■ REQUIRED WORK ■
For every line in the data below that contains "roca", copy the line.

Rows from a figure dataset
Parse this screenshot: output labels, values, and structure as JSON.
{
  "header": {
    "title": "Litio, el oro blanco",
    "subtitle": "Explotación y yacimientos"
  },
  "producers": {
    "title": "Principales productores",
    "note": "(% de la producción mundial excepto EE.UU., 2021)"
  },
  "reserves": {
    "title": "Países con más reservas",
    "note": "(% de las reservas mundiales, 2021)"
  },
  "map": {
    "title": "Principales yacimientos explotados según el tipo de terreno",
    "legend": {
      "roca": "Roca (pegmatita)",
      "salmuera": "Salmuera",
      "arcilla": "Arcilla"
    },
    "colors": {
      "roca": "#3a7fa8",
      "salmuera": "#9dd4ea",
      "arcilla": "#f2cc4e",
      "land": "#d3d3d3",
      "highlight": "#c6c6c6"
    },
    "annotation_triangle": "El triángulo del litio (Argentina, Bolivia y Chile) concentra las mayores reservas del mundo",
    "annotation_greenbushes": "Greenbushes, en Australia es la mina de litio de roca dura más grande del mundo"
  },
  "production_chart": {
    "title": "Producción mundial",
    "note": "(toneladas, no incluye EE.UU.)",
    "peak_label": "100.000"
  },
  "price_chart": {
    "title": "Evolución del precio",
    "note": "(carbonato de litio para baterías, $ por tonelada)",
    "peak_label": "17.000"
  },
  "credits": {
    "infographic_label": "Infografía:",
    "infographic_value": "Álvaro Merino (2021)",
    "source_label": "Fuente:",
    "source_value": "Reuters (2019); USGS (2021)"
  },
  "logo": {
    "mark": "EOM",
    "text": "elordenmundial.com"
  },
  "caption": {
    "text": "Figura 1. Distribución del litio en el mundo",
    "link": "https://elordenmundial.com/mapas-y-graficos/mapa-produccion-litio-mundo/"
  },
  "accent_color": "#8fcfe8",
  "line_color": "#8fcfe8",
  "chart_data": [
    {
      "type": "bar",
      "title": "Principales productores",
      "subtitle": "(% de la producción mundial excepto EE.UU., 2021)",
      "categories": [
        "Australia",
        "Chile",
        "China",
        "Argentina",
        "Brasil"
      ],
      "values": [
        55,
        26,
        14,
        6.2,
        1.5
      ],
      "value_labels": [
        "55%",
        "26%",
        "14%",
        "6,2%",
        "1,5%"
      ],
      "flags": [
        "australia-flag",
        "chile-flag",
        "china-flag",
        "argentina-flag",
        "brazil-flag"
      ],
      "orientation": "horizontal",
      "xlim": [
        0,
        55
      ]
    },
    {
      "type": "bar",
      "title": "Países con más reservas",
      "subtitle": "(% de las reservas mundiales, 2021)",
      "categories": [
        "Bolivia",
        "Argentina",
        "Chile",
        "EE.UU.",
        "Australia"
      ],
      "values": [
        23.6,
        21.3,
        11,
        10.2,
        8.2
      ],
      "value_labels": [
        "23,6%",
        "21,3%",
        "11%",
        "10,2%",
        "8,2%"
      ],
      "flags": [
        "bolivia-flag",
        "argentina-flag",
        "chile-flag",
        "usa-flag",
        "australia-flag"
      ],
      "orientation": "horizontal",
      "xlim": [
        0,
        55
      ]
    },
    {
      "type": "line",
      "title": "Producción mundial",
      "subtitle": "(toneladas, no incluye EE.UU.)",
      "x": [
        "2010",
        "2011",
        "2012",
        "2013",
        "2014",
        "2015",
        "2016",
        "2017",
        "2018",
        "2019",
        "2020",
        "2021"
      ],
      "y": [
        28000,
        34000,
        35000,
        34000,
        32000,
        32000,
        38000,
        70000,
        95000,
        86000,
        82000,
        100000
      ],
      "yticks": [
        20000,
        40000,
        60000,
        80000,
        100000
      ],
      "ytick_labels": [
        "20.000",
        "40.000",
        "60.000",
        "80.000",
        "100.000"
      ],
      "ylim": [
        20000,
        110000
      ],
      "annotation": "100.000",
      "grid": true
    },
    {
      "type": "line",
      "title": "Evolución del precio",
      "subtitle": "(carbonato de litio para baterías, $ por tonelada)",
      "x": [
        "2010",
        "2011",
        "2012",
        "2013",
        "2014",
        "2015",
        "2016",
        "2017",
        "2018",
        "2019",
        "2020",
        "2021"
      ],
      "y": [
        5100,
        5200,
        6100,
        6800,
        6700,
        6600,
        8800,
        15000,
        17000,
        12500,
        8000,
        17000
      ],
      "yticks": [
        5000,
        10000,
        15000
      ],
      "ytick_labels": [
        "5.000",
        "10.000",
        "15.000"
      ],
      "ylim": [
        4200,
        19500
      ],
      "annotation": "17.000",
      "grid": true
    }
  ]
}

■ EXPECTED ANSWER ■
      "roca": "Roca (pegmatita)",
      "roca": "#3a7fa8",
    "annotation_greenbushes": "Greenbushes, en Australia es la mina de litio de roca dura más grande del mundo"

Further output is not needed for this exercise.